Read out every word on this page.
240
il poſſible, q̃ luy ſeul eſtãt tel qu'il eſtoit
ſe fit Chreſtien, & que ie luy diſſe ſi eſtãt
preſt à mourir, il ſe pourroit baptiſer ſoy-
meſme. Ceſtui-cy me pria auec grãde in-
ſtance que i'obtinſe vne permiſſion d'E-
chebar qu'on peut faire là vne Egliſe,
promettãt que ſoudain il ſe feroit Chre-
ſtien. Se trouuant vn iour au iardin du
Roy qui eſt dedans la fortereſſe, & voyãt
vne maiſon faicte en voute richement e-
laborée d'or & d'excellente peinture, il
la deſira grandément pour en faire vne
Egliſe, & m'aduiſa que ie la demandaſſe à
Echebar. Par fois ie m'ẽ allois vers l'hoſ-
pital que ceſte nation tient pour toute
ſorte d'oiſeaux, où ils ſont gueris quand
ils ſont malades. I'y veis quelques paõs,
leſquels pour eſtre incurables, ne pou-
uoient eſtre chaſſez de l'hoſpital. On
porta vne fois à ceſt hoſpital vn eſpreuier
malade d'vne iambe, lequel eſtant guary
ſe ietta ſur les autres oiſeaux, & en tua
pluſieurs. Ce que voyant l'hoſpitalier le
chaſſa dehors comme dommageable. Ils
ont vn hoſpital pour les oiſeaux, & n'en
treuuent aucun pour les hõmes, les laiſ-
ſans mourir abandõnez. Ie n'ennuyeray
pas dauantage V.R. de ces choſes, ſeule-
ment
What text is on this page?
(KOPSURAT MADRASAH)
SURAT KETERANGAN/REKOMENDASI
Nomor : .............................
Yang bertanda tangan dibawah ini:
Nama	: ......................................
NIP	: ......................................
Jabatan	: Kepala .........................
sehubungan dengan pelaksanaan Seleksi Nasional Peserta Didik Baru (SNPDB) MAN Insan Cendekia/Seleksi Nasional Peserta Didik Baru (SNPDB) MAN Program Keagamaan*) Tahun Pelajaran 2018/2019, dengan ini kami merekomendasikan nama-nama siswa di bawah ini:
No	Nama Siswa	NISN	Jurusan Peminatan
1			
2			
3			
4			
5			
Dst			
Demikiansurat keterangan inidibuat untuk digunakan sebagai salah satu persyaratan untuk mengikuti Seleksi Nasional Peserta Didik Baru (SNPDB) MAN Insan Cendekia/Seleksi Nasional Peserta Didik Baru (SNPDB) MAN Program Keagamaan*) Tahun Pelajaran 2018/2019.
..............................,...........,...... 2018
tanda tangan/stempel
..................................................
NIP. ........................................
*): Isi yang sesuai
--------------------------------------------------
__THE REQUEST__
Using the listing above, list every line in which the string "Program" occurs.

__OUTPUT__
sehubungan dengan pelaksanaan Seleksi Nasional Peserta Didik Baru (SNPDB) MAN Insan Cendekia/Seleksi Nasional Peserta Didik Baru (SNPDB) MAN Program Keagamaan*) Tahun Pelajaran 2018/2019, dengan ini kami merekomendasikan nama-nama siswa di bawah ini:
Demikiansurat keterangan inidibuat untuk digunakan sebagai salah satu persyaratan untuk mengikuti Seleksi Nasional Peserta Didik Baru (SNPDB) MAN Insan Cendekia/Seleksi Nasional Peserta Didik Baru (SNPDB) MAN Program Keagamaan*) Tahun Pelajaran 2018/2019.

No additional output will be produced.